Output each line of the material exactly as it stands.

▸ **THE RECORDS**:
※

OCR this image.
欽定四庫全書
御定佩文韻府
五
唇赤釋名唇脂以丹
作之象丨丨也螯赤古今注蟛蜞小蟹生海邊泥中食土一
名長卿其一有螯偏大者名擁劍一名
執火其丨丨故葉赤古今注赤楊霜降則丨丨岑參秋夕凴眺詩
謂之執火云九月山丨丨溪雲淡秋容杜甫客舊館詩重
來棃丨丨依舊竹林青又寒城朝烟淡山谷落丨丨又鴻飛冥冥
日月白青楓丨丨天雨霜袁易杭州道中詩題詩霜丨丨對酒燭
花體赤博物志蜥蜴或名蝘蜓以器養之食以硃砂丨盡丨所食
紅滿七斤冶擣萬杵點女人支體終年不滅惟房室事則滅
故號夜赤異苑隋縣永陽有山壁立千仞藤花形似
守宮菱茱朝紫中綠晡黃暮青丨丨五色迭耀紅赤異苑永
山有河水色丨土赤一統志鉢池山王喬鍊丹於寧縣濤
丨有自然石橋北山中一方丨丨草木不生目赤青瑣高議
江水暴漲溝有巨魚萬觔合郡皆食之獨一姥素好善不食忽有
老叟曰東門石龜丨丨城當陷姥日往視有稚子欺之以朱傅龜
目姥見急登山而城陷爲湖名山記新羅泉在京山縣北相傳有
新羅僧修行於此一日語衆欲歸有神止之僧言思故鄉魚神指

※

▸ **ANSWER TO THE EXERCISE**:
OCR this image.
欽定四庫全書
御定佩文韻府
五
唇赤釋名唇脂以丹
作之象丨丨也螯赤古今注蟛蜞小蟹生海邊泥中食土一
名長卿其一有螯偏大者名擁劍一名
執火其丨丨故葉赤古今注赤楊霜降則丨丨岑參秋夕凴眺詩
謂之執火云九月山丨丨溪雲淡秋容杜甫客舊館詩重
來棃丨丨依舊竹林青又寒城朝烟淡山谷落丨丨又鴻飛冥冥
日月白青楓丨丨天雨霜袁易杭州道中詩題詩霜丨丨對酒燭
花體赤博物志蜥蜴或名蝘蜓以器養之食以硃砂丨盡丨所食
紅滿七斤冶擣萬杵點女人支體終年不滅惟房室事則滅
故號夜赤異苑隋縣永陽有山壁立千仞藤花形似
守宮菱茱朝紫中綠晡黃暮青丨丨五色迭耀紅赤異苑永
山有河水色丨土赤一統志鉢池山王喬鍊丹於寧縣濤
丨有自然石橋北山中一方丨丨草木不生目赤青瑣高議
江水暴漲溝有巨魚萬觔合郡皆食之獨一姥素好善不食忽有
老叟曰東門石龜丨丨城當陷姥日往視有稚子欺之以朱傅龜
目姥見急登山而城陷爲湖名山記新羅泉在京山縣北相傳有
新羅僧修行於此一日語衆欲歸有神止之僧言思故鄉魚神指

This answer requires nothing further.